**Brief**
Write out the data below exactly as given, without any of its pictures.

**Exercise inputs**
◆ ◆ ◆ ◆ ◆ ◆ ◆

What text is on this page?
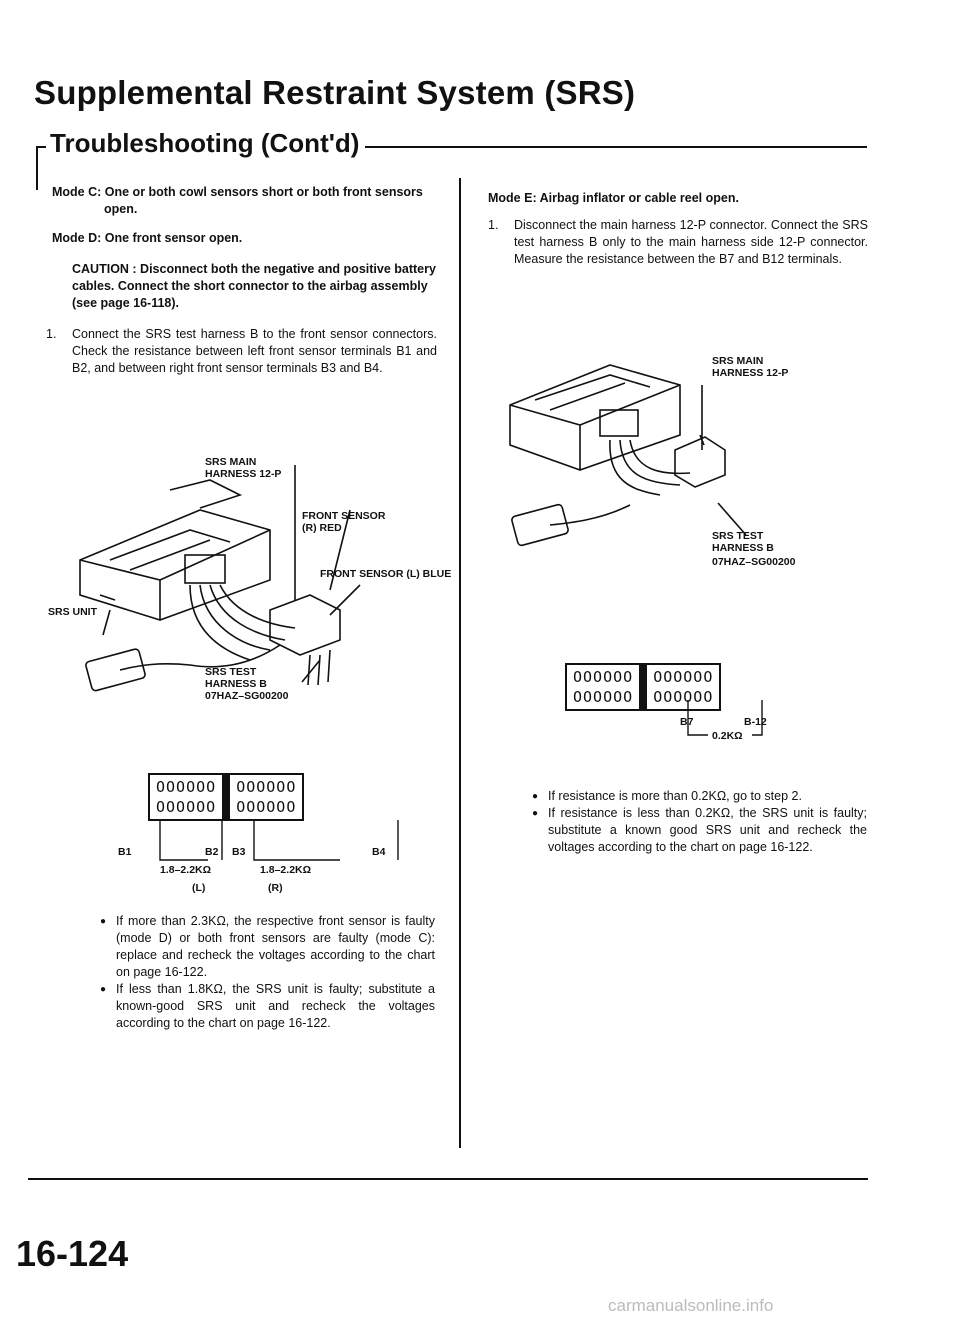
Supplemental Restraint System (SRS)
Troubleshooting (Cont'd)

Mode C: One or both cowl sensors short or both front sensors open.

Mode D: One front sensor open.

CAUTION : Disconnect both the negative and positive battery cables. Connect the short connector to the airbag assembly (see page 16-118).

1.	Connect the SRS test harness B to the front sensor connectors. Check the resistance between left front sensor terminals B1 and B2, and between right front sensor terminals B3 and B4.

SRS MAIN HARNESS 12-P
FRONT SENSOR (R) RED
FRONT SENSOR (L) BLUE
SRS UNIT
SRS TEST HARNESS B
07HAZ–SG00200
OOOOOO
OOOOOO
OOOOOO
OOOOOO
B1	B2 B3	B4
1.8–2.2KΩ	1.8–2.2KΩ
(L)	(R)

● If more than 2.3KΩ, the respective front sensor is faulty (mode D) or both front sensors are faulty (mode C): replace and recheck the voltages according to the chart on page 16-122.

● If less than 1.8KΩ, the SRS unit is faulty; substitute a known-good SRS unit and recheck the voltages according to the chart on page 16-122.

Mode E: Airbag inflator or cable reel open.

1.	Disconnect the main harness 12-P connector. Connect the SRS test harness B only to the main harness side 12-P connector. Measure the resistance between the B7 and B12 terminals.

SRS MAIN HARNESS 12-P
SRS TEST HARNESS B
07HAZ–SG00200
OOOOOO
OOOOOO
OOOOOO
OOOOOO
B7	B-12
0.2KΩ

● If resistance is more than 0.2KΩ, go to step 2.

● If resistance is less than 0.2KΩ, the SRS unit is faulty; substitute a known good SRS unit and recheck the voltages according to the chart on page 16-122.

16-124
carmanualsonline.info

◆ ◆ ◆ ◆ ◆ ◆ ◆

**Complete output**
What text is on this page?
Supplemental Restraint System (SRS)
Troubleshooting (Cont'd)

Mode C: One or both cowl sensors short or both front sensors open.

Mode D: One front sensor open.

CAUTION : Disconnect both the negative and positive battery cables. Connect the short connector to the airbag assembly (see page 16-118).

1.	Connect the SRS test harness B to the front sensor connectors. Check the resistance between left front sensor terminals B1 and B2, and between right front sensor terminals B3 and B4.

SRS MAIN HARNESS 12-P
FRONT SENSOR (R) RED
FRONT SENSOR (L) BLUE
SRS UNIT
SRS TEST HARNESS B
07HAZ–SG00200
OOOOOO
OOOOOO
OOOOOO
OOOOOO
B1	B2 B3	B4
1.8–2.2KΩ	1.8–2.2KΩ
(L)	(R)

● If more than 2.3KΩ, the respective front sensor is faulty (mode D) or both front sensors are faulty (mode C): replace and recheck the voltages according to the chart on page 16-122.

● If less than 1.8KΩ, the SRS unit is faulty; substitute a known-good SRS unit and recheck the voltages according to the chart on page 16-122.

Mode E: Airbag inflator or cable reel open.

1.	Disconnect the main harness 12-P connector. Connect the SRS test harness B only to the main harness side 12-P connector. Measure the resistance between the B7 and B12 terminals.

SRS MAIN HARNESS 12-P
SRS TEST HARNESS B
07HAZ–SG00200
OOOOOO
OOOOOO
OOOOOO
OOOOOO
B7	B-12
0.2KΩ

● If resistance is more than 0.2KΩ, go to step 2.

● If resistance is less than 0.2KΩ, the SRS unit is faulty; substitute a known good SRS unit and recheck the voltages according to the chart on page 16-122.

16-124
carmanualsonline.info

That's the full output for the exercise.